# [The exercise]
Restate the entries below verbatim.

# [Material for the task]
------------

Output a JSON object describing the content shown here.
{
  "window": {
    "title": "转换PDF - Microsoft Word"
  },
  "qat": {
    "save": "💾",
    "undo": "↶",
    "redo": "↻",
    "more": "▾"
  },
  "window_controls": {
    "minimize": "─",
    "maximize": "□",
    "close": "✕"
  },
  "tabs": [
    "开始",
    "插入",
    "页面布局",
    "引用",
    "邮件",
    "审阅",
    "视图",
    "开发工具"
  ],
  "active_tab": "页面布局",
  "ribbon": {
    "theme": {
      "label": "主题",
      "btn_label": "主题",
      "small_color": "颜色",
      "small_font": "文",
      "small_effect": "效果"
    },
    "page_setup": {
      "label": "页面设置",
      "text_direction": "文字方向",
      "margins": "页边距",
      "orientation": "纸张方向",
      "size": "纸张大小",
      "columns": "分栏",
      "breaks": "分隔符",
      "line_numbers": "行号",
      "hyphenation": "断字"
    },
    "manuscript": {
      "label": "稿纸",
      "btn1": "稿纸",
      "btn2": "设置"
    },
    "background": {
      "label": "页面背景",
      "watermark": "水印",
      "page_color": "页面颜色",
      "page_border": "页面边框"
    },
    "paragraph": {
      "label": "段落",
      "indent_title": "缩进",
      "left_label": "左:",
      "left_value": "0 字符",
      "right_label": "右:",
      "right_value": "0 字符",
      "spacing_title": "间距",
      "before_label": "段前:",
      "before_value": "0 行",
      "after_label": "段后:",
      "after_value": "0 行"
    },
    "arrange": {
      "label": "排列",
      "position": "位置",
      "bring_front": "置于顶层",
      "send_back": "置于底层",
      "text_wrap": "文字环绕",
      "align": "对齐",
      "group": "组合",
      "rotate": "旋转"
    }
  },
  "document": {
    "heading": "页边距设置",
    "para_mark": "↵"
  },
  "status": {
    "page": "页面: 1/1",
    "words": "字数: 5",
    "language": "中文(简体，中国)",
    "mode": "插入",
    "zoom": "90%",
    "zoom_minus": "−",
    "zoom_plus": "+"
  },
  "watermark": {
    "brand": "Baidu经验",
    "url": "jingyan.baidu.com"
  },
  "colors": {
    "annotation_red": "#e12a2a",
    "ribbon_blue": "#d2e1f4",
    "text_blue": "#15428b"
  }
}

------------

# [Output of the exercise]
Output a JSON object describing the content shown here.
{
  "window": {
    "title": "转换PDF - Microsoft Word"
  },
  "qat": {
    "save": "💾",
    "undo": "↶",
    "redo": "↻",
    "more": "▾"
  },
  "window_controls": {
    "minimize": "─",
    "maximize": "□",
    "close": "✕"
  },
  "tabs": [
    "开始",
    "插入",
    "页面布局",
    "引用",
    "邮件",
    "审阅",
    "视图",
    "开发工具"
  ],
  "active_tab": "页面布局",
  "ribbon": {
    "theme": {
      "label": "主题",
      "btn_label": "主题",
      "small_color": "颜色",
      "small_font": "文",
      "small_effect": "效果"
    },
    "page_setup": {
      "label": "页面设置",
      "text_direction": "文字方向",
      "margins": "页边距",
      "orientation": "纸张方向",
      "size": "纸张大小",
      "columns": "分栏",
      "breaks": "分隔符",
      "line_numbers": "行号",
      "hyphenation": "断字"
    },
    "manuscript": {
      "label": "稿纸",
      "btn1": "稿纸",
      "btn2": "设置"
    },
    "background": {
      "label": "页面背景",
      "watermark": "水印",
      "page_color": "页面颜色",
      "page_border": "页面边框"
    },
    "paragraph": {
      "label": "段落",
      "indent_title": "缩进",
      "left_label": "左:",
      "left_value": "0 字符",
      "right_label": "右:",
      "right_value": "0 字符",
      "spacing_title": "间距",
      "before_label": "段前:",
      "before_value": "0 行",
      "after_label": "段后:",
      "after_value": "0 行"
    },
    "arrange": {
      "label": "排列",
      "position": "位置",
      "bring_front": "置于顶层",
      "send_back": "置于底层",
      "text_wrap": "文字环绕",
      "align": "对齐",
      "group": "组合",
      "rotate": "旋转"
    }
  },
  "document": {
    "heading": "页边距设置",
    "para_mark": "↵"
  },
  "status": {
    "page": "页面: 1/1",
    "words": "字数: 5",
    "language": "中文(简体，中国)",
    "mode": "插入",
    "zoom": "90%",
    "zoom_minus": "−",
    "zoom_plus": "+"
  },
  "watermark": {
    "brand": "Baidu经验",
    "url": "jingyan.baidu.com"
  },
  "colors": {
    "annotation_red": "#e12a2a",
    "ribbon_blue": "#d2e1f4",
    "text_blue": "#15428b"
  }
}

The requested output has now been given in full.